Document content entries:

--------

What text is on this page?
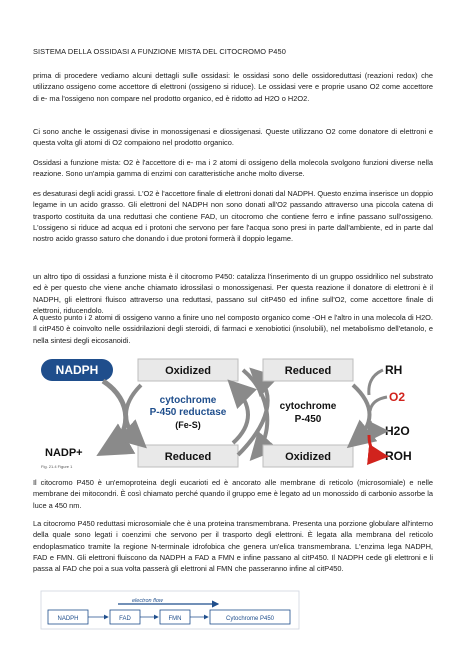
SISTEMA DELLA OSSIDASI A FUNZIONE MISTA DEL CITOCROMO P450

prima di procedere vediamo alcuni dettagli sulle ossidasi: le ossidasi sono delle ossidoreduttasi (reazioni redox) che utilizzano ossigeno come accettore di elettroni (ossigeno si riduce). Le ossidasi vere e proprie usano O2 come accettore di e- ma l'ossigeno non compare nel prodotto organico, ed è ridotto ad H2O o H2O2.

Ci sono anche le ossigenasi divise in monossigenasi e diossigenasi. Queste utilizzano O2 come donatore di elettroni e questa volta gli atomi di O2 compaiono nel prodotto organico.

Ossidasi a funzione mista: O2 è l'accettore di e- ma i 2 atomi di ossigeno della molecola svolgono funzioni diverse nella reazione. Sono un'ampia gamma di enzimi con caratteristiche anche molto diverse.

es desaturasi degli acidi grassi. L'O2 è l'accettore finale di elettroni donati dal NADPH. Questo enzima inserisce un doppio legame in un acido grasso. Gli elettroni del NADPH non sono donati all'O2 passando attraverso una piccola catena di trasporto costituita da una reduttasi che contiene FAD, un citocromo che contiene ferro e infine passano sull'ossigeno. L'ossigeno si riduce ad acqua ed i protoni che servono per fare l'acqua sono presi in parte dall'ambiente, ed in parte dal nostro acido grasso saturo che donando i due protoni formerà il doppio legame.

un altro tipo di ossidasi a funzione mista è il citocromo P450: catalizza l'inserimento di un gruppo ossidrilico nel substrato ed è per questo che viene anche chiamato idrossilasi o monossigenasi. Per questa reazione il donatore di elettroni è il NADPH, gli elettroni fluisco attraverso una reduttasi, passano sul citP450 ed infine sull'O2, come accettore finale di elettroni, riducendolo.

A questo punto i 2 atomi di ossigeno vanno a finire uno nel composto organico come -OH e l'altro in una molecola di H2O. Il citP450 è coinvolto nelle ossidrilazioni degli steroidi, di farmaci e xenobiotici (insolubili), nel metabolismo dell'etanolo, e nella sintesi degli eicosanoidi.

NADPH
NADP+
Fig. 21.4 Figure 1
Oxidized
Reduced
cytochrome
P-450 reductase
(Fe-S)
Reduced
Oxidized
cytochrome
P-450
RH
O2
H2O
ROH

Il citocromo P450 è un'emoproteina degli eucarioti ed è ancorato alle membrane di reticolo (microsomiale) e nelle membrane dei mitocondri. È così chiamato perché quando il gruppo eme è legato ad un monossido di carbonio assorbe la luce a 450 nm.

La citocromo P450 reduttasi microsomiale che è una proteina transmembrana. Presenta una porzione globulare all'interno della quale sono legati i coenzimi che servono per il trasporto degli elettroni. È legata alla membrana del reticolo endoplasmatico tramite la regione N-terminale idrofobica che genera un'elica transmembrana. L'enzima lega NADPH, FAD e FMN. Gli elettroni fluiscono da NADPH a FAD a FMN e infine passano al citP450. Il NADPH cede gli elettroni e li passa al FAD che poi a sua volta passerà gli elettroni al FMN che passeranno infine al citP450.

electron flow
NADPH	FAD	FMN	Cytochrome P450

--------

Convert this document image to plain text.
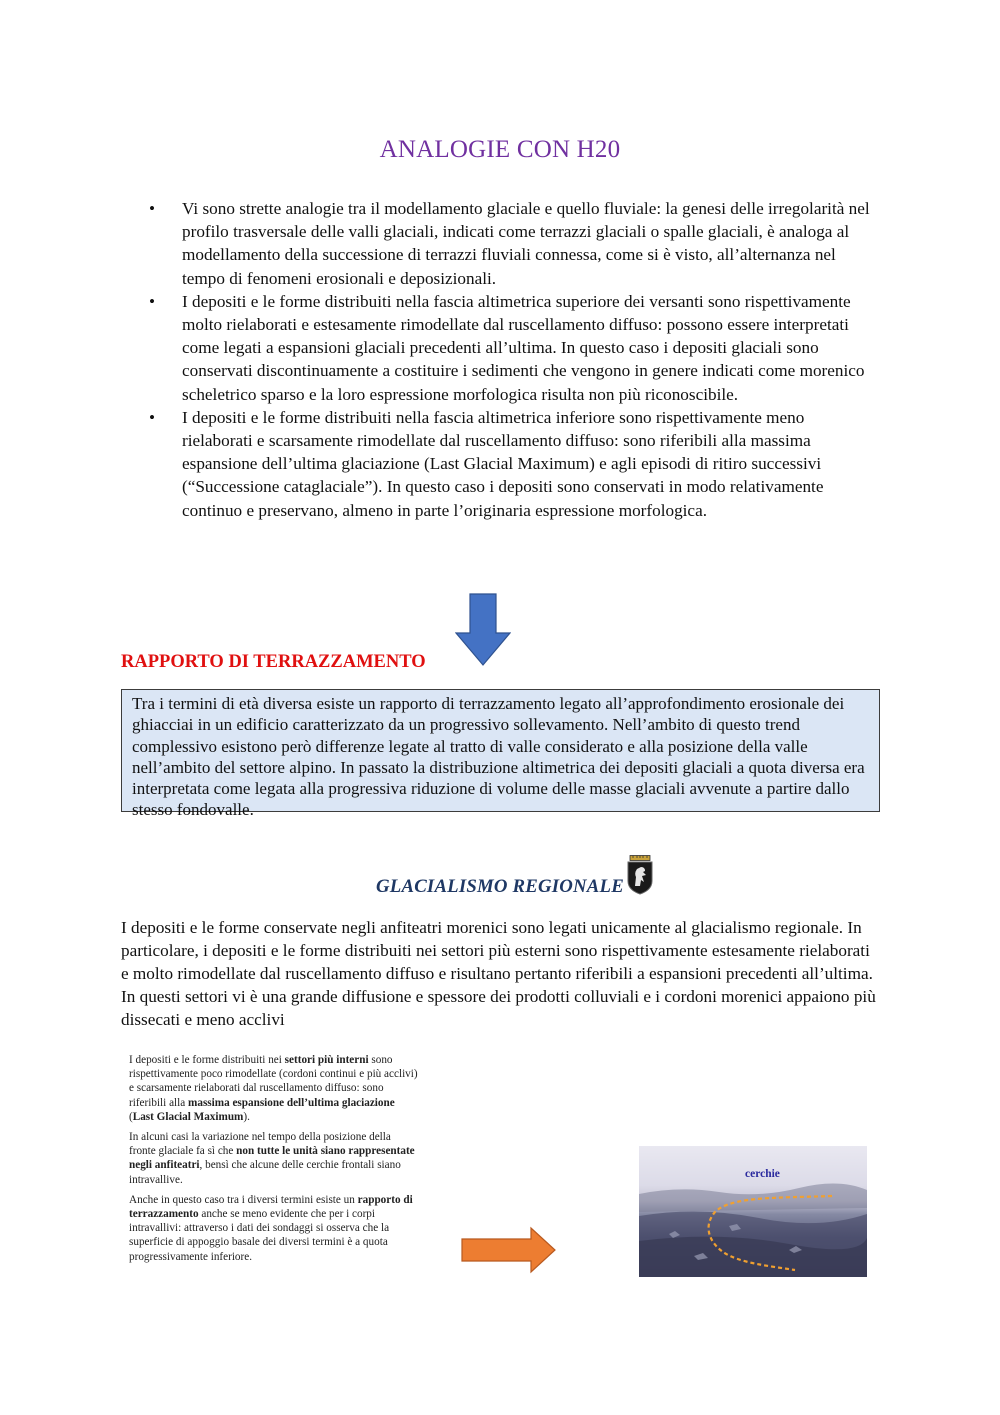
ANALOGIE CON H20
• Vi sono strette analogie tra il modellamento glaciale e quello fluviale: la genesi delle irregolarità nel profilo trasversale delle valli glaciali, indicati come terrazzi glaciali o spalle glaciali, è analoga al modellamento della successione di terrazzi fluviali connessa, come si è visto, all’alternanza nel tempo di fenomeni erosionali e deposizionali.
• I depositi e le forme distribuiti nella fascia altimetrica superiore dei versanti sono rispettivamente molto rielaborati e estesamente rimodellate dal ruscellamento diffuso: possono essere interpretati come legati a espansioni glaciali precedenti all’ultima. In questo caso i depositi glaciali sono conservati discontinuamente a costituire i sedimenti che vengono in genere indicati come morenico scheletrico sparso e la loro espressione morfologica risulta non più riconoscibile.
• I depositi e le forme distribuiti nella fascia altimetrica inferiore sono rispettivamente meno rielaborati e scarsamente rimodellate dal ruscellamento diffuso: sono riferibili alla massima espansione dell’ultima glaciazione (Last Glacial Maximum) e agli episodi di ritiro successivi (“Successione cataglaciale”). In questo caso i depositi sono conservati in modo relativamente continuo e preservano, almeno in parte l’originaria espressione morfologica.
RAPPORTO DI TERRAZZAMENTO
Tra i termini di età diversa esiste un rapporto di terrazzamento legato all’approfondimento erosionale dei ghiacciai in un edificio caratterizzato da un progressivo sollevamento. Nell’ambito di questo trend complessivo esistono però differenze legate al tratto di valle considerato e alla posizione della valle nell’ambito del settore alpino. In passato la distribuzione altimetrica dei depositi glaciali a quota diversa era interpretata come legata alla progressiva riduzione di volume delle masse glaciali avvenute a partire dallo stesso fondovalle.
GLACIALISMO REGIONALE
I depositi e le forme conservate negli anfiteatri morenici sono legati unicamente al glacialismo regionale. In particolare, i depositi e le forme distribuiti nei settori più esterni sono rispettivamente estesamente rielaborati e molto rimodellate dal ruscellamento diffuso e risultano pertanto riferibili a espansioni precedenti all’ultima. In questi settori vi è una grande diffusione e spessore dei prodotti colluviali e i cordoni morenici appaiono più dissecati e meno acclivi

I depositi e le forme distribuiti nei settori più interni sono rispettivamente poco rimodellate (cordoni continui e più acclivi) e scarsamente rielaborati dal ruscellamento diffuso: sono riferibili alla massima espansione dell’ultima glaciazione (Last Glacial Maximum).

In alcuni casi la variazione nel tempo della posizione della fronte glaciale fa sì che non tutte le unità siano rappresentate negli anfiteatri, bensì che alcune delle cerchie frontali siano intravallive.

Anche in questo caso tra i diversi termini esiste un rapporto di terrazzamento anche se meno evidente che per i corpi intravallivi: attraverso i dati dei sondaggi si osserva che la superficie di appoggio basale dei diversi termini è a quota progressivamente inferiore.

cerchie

--------

What to do »
How many of the lines above include the string "Last"? Give only the number.

Solution to the problem »
2